● **Task requirements**: Note how many lines hold the string "this" and give that number without any other words.

** START OF Provided material **

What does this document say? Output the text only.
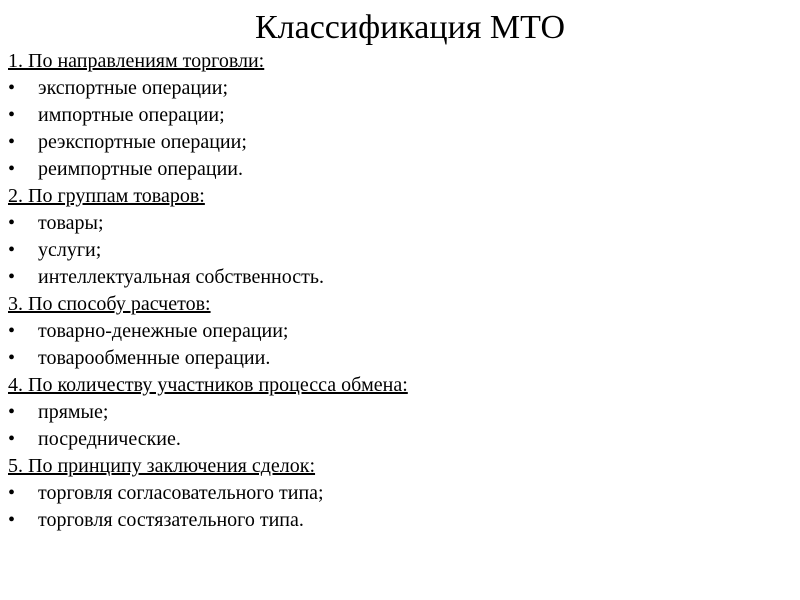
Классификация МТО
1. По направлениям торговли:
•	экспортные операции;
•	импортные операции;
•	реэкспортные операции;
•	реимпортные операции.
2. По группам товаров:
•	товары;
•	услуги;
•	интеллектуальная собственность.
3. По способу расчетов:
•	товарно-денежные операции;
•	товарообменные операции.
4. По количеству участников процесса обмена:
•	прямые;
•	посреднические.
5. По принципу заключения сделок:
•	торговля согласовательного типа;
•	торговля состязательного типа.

** END OF Provided material **
** START OF Provided material **

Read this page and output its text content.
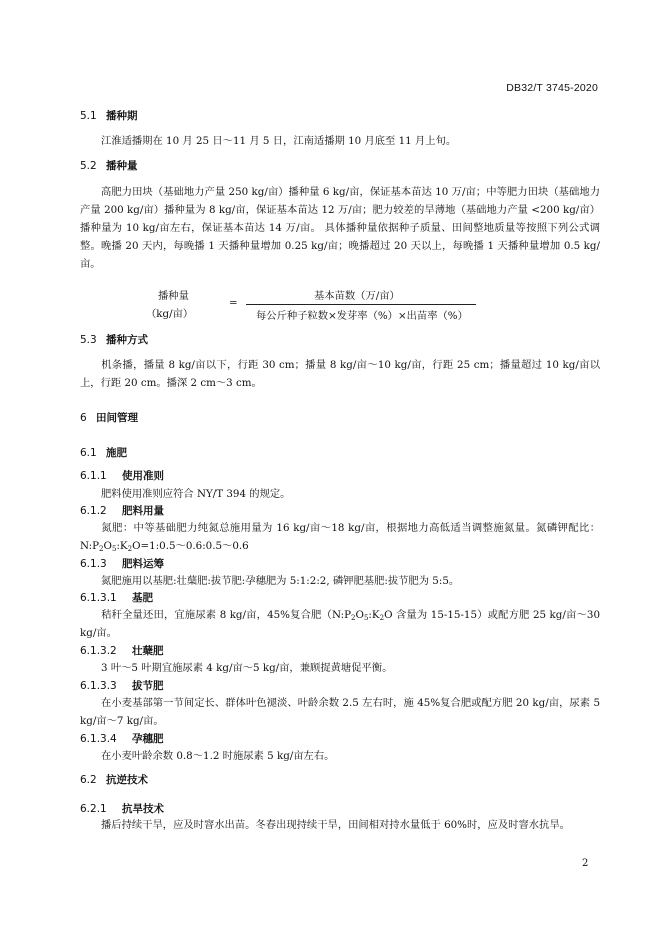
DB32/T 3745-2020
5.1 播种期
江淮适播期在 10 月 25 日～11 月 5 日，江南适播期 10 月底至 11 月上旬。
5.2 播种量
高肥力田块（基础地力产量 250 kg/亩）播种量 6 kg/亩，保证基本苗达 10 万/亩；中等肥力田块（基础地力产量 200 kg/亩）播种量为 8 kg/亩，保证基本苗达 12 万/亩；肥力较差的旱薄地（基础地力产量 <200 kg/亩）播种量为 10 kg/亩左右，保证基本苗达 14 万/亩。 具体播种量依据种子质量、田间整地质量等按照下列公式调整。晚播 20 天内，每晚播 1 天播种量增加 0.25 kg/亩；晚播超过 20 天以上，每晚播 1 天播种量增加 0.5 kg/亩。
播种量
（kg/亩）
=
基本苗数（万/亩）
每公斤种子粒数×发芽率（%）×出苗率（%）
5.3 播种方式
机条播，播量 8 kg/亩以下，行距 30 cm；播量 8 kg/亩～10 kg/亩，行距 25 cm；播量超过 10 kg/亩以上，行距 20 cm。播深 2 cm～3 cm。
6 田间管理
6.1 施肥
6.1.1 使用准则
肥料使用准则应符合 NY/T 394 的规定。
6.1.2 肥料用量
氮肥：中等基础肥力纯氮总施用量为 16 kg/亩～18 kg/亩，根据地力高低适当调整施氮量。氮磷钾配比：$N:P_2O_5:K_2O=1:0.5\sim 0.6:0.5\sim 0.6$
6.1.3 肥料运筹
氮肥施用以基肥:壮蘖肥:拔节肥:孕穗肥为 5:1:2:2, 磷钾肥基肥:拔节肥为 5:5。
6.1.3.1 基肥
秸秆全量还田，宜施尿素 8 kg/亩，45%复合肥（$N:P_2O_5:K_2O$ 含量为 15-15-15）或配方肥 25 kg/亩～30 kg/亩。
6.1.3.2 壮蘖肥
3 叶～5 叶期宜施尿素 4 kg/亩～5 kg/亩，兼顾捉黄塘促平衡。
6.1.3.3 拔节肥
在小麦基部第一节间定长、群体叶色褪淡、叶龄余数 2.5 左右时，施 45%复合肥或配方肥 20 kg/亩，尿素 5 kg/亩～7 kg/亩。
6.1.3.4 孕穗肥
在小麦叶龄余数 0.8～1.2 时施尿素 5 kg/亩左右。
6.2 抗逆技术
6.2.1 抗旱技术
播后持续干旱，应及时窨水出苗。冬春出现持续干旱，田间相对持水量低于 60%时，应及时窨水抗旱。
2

** END OF Provided material **

● **Right answer**: 2